Prompt
Copy out all lines carrying the word "true".

— BEGIN Records —

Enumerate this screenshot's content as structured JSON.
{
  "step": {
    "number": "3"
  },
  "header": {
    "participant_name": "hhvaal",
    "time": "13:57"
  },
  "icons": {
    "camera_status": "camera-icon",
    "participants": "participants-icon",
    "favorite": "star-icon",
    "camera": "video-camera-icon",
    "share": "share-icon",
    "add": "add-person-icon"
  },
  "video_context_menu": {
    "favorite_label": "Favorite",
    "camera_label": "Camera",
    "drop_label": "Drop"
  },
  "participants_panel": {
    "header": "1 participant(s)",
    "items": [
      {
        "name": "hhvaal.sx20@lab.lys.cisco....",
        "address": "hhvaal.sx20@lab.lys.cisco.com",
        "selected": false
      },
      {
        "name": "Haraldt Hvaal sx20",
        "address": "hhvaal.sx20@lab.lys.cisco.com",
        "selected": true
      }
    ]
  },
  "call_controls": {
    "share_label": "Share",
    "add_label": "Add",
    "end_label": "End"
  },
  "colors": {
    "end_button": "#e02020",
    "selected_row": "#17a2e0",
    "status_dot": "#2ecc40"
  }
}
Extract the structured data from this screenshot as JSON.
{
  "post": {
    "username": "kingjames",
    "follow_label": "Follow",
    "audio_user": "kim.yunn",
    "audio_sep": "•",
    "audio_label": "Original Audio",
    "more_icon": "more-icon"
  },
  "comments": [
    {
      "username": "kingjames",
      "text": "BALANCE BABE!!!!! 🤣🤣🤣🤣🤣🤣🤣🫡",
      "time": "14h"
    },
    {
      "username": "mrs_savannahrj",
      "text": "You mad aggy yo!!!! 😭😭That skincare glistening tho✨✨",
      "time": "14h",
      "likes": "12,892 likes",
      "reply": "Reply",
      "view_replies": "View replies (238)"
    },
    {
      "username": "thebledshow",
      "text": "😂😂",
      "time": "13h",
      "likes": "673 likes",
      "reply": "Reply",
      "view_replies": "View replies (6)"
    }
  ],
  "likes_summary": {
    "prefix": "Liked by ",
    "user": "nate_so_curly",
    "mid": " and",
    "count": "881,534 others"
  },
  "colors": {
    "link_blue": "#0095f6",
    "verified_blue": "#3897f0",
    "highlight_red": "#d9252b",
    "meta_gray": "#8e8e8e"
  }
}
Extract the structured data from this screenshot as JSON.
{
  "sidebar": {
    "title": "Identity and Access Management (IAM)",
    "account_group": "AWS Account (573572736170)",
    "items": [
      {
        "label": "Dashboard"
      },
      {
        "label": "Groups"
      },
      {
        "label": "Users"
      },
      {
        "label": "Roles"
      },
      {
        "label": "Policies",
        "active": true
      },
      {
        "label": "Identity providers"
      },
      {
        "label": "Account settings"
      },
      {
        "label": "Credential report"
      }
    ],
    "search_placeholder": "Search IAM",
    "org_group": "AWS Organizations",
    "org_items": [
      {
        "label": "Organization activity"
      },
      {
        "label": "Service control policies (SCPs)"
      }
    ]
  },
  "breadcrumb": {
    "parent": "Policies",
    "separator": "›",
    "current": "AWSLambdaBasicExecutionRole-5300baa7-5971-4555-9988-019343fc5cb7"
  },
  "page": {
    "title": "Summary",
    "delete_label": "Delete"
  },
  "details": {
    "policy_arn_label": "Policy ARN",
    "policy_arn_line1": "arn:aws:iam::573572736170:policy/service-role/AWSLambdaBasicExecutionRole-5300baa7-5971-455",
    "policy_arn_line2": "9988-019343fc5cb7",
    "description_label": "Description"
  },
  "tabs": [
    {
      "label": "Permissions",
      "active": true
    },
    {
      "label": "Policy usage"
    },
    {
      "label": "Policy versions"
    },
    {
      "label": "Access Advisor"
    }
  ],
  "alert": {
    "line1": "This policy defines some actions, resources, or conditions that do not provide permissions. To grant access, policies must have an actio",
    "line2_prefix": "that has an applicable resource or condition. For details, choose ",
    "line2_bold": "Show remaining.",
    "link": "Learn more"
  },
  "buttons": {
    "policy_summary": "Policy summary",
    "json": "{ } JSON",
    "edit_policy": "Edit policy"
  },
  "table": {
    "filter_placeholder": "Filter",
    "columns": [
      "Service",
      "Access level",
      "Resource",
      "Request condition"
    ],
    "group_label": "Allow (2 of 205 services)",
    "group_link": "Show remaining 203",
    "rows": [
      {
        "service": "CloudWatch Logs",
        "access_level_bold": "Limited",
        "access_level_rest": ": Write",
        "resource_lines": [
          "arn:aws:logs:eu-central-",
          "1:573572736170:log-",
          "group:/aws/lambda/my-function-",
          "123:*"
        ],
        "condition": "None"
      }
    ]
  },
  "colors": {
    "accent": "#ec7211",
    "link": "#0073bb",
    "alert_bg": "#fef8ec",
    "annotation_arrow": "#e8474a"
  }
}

— END Records —

Exercise result
        "selected": true
        "active": true
      "active": true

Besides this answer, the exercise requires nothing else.